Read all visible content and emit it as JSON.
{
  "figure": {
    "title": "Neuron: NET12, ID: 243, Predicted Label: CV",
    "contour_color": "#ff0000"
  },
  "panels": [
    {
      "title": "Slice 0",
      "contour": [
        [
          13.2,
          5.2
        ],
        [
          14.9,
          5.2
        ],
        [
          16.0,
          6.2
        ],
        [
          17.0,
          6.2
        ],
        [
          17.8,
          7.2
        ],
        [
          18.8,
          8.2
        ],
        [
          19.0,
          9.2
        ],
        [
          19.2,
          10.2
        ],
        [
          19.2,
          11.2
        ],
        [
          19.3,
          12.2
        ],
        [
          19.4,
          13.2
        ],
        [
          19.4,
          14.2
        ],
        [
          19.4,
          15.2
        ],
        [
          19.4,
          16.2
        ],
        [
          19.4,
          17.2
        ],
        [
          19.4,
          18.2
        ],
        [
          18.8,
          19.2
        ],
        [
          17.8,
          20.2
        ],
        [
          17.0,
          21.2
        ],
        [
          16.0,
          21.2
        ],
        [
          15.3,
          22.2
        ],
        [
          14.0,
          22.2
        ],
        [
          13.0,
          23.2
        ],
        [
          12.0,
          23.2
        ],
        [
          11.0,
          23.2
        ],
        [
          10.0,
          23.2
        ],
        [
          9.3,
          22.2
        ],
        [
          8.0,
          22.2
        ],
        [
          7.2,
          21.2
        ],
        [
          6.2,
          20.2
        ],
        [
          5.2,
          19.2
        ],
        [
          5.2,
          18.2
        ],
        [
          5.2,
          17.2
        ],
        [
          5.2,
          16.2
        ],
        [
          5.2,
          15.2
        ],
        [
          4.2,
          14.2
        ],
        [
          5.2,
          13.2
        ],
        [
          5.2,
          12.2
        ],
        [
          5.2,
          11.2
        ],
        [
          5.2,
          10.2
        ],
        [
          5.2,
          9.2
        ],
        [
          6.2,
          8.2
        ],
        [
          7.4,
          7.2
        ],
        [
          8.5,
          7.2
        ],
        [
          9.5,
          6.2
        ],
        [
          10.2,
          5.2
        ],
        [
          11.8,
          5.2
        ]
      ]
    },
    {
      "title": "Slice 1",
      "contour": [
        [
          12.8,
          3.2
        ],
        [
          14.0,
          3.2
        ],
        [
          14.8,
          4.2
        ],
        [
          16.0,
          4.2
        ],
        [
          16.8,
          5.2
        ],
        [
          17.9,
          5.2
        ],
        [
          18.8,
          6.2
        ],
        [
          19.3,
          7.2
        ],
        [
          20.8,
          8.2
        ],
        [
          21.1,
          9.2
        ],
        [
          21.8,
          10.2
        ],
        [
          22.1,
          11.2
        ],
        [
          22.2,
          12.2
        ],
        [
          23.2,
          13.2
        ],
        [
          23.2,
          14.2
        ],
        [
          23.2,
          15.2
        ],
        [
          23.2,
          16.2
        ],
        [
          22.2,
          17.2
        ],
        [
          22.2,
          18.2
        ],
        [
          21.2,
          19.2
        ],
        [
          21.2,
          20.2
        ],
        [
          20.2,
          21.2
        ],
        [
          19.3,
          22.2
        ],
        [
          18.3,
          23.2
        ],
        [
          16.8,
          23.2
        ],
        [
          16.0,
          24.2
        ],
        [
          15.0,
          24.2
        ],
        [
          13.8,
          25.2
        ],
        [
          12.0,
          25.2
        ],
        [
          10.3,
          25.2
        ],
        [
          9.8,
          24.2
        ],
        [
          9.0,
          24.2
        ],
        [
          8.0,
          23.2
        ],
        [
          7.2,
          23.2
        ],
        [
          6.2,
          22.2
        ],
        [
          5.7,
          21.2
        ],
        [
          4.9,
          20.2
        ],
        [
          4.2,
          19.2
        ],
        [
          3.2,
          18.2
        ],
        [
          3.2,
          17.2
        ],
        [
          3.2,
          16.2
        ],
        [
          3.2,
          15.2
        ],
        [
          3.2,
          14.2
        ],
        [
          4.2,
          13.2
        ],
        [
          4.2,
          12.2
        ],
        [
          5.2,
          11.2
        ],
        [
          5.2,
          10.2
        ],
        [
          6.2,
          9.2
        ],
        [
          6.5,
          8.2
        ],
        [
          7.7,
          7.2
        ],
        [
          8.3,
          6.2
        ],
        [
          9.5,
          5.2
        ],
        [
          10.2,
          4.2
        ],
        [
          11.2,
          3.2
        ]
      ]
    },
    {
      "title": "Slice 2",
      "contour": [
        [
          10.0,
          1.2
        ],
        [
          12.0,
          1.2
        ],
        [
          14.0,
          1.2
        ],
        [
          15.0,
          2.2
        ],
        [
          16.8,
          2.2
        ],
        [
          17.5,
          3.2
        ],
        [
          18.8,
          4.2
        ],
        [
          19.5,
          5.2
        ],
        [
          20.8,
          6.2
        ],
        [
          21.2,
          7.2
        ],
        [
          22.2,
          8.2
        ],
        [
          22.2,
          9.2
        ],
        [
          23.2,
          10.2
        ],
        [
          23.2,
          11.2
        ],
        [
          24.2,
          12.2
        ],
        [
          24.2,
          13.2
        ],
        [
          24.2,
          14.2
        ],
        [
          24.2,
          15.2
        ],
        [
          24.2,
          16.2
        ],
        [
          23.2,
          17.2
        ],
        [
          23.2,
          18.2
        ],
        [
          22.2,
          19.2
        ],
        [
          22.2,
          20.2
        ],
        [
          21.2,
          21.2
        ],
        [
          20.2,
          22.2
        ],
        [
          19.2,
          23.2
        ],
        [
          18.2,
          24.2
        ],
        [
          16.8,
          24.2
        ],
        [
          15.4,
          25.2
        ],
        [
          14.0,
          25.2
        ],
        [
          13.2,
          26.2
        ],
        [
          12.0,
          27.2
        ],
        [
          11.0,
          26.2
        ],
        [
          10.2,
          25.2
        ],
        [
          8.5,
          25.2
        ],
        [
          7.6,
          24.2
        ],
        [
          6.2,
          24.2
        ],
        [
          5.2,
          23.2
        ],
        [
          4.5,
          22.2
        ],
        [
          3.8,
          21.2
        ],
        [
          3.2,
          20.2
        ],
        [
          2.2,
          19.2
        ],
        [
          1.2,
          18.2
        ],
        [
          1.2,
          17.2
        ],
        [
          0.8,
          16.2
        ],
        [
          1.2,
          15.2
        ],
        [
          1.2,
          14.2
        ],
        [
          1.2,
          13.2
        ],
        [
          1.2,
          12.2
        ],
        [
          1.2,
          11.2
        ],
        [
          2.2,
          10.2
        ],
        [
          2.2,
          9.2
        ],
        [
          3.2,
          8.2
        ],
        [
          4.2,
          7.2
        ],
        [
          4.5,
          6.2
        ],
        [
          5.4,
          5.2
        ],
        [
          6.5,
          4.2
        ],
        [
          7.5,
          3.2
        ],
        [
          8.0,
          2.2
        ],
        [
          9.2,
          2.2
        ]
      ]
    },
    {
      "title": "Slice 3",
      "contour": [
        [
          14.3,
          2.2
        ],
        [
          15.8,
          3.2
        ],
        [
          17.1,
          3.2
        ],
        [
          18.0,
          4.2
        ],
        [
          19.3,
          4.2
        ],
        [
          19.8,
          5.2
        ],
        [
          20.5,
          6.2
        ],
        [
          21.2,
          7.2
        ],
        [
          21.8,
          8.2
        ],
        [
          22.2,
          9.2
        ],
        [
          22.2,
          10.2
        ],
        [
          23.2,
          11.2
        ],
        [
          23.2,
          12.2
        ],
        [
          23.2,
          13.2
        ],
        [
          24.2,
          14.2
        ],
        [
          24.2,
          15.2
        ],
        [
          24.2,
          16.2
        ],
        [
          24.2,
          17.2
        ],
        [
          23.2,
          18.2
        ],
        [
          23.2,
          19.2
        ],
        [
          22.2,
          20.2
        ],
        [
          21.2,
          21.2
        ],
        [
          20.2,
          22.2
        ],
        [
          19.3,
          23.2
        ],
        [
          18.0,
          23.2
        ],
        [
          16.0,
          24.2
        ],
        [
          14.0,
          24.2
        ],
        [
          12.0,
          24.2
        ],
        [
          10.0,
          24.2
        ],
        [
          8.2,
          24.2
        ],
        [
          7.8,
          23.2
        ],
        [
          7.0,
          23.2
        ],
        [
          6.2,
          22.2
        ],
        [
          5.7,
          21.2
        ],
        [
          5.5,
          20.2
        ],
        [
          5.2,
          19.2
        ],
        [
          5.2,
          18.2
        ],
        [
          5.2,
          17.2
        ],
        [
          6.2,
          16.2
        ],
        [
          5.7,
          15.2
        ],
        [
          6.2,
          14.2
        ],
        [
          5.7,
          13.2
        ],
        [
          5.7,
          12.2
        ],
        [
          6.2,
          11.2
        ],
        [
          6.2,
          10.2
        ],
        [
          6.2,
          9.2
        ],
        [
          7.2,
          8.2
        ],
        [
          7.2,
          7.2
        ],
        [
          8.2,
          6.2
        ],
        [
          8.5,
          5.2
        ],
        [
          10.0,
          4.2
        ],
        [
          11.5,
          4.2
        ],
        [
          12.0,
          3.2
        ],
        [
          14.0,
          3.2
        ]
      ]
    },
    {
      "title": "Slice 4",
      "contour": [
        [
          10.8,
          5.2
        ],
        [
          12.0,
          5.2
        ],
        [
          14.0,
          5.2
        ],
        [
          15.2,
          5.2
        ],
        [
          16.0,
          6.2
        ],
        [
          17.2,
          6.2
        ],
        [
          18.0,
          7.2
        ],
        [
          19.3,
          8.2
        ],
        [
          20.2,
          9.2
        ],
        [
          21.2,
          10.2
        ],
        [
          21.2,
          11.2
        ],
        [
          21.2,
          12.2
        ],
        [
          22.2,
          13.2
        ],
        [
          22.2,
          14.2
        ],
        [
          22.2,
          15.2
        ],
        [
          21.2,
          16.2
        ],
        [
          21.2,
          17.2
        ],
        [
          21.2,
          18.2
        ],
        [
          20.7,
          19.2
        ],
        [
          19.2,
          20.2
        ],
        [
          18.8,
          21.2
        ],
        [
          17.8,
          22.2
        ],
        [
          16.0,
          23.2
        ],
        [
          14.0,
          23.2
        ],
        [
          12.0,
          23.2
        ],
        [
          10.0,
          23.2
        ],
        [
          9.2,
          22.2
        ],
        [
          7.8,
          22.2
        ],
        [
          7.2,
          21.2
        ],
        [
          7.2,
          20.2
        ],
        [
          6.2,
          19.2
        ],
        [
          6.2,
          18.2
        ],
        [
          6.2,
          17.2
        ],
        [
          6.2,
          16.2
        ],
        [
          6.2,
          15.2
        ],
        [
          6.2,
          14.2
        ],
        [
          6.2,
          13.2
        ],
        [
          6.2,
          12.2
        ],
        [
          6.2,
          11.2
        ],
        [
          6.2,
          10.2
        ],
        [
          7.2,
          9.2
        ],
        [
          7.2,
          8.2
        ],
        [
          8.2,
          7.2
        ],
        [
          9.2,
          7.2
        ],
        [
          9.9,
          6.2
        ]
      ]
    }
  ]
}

The request: Pick out every line above that contains the word "Slice" and copy it.

Finished task:
      "title": "Slice 0",
      "title": "Slice 1",
      "title": "Slice 2",
      "title": "Slice 3",
      "title": "Slice 4",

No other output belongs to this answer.